Short exercise:
Go through the listing and return every line with "name" in it.

Records provided:
- - -

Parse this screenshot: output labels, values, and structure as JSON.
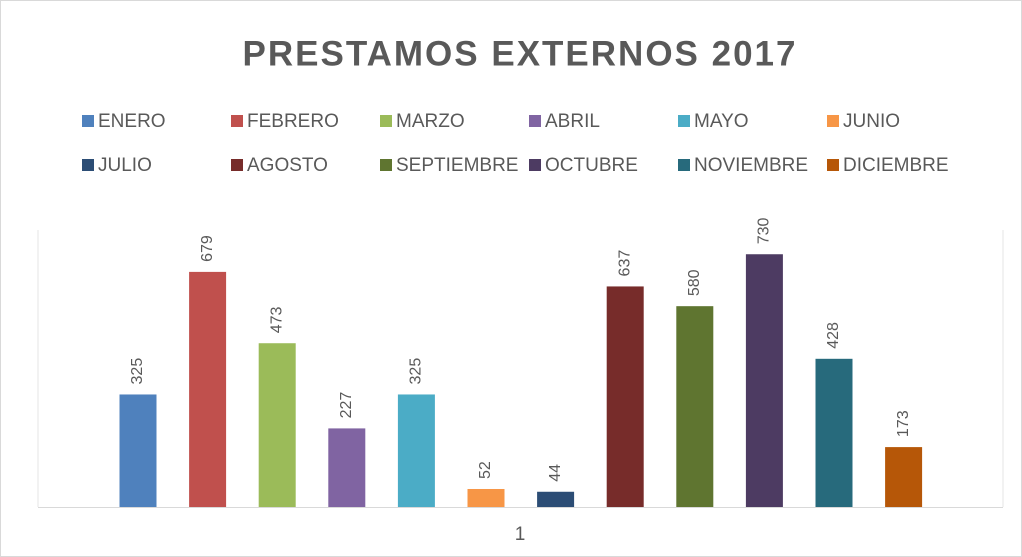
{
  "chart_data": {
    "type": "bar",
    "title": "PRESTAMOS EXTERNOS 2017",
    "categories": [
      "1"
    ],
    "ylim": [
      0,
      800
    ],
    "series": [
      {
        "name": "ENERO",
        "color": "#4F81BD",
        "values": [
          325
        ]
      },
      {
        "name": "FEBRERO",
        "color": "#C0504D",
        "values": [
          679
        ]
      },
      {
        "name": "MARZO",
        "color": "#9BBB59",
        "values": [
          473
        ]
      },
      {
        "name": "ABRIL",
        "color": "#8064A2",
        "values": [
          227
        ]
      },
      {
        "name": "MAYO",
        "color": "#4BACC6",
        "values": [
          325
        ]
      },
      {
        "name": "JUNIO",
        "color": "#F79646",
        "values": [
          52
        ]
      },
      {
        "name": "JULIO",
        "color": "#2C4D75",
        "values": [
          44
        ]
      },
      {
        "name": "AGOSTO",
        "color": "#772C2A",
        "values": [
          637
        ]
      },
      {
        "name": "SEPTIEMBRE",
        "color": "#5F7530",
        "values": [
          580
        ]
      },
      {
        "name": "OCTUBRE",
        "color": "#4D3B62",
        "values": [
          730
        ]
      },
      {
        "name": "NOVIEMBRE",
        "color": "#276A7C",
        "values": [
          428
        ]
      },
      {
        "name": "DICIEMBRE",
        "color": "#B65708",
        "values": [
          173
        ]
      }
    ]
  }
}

- - -

Reply:
        "name": "ENERO",
        "name": "FEBRERO",
        "name": "MARZO",
        "name": "ABRIL",
        "name": "MAYO",
        "name": "JUNIO",
        "name": "JULIO",
        "name": "AGOSTO",
        "name": "SEPTIEMBRE",
        "name": "OCTUBRE",
        "name": "NOVIEMBRE",
        "name": "DICIEMBRE",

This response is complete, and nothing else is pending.